INSTRUCTIONS FOR THE TASK> Scan the following material for the string "icon" and copy each line in which it appears.

######

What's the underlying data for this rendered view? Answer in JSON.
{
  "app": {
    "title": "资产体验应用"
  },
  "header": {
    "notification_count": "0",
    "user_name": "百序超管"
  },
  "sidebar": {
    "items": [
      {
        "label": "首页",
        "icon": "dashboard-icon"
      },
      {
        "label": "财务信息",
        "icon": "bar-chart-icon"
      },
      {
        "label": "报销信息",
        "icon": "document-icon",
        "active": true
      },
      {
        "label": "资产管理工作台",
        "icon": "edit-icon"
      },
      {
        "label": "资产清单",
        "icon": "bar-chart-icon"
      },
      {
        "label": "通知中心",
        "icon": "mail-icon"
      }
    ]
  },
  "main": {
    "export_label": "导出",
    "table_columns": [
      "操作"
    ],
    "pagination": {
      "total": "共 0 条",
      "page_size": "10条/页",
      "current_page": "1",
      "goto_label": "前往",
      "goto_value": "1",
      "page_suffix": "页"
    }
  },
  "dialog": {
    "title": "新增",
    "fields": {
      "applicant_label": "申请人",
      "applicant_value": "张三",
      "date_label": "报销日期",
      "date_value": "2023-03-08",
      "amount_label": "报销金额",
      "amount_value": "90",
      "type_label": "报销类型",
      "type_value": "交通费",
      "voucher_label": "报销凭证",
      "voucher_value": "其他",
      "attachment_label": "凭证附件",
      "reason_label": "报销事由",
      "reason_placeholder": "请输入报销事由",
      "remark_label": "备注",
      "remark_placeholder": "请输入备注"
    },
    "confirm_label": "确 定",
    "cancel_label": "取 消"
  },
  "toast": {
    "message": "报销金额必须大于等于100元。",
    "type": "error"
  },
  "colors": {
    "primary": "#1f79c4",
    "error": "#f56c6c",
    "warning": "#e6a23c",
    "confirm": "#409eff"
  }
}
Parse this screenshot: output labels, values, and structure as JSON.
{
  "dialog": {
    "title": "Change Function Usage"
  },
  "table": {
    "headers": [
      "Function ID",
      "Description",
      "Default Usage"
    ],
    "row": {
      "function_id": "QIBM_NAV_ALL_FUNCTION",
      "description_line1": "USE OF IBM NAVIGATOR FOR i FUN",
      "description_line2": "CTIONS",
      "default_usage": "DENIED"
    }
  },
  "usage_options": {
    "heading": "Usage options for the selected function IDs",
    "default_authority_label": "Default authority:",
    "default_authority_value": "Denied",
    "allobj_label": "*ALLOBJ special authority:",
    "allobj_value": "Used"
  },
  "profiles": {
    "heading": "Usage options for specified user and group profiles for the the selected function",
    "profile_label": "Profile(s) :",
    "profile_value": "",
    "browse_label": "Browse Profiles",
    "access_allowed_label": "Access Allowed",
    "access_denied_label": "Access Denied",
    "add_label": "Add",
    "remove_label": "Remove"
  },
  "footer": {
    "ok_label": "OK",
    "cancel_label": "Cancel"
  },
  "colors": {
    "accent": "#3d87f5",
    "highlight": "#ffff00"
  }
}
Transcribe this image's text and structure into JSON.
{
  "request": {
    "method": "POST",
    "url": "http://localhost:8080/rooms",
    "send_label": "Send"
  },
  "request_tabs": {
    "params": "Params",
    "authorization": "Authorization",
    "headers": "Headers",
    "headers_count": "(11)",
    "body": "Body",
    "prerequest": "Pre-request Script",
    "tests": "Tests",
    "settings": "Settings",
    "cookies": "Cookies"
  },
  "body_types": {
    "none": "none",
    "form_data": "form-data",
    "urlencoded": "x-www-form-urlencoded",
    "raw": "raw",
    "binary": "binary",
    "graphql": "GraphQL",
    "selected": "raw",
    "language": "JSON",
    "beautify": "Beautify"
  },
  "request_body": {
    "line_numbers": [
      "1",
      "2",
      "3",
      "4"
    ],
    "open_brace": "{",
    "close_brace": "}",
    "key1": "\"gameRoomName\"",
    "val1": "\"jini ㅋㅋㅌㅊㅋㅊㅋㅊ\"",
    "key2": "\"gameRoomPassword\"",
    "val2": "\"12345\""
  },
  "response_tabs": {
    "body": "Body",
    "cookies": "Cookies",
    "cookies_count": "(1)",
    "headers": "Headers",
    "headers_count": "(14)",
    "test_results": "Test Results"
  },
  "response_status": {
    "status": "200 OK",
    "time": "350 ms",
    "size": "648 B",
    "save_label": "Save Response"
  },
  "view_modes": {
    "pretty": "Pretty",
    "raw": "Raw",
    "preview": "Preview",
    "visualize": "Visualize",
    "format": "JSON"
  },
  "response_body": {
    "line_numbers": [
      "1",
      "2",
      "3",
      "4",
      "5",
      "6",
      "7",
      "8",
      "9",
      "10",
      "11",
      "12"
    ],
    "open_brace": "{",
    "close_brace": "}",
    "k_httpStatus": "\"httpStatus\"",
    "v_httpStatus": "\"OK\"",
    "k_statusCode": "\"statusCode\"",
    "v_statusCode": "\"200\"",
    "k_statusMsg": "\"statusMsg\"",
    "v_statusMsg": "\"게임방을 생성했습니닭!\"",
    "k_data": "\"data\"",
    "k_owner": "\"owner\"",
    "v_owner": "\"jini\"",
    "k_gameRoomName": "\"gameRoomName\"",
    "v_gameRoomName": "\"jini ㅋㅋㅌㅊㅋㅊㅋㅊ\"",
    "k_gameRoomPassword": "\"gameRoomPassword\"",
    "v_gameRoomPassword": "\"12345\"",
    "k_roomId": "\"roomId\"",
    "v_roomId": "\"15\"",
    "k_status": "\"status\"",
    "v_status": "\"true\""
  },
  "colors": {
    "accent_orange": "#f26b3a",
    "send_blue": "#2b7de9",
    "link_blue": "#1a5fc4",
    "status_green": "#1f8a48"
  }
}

######

SOLUTION FOR THIS TASK>
        "icon": "dashboard-icon"
        "icon": "bar-chart-icon"
        "icon": "document-icon",
        "icon": "edit-icon"
        "icon": "bar-chart-icon"
        "icon": "mail-icon"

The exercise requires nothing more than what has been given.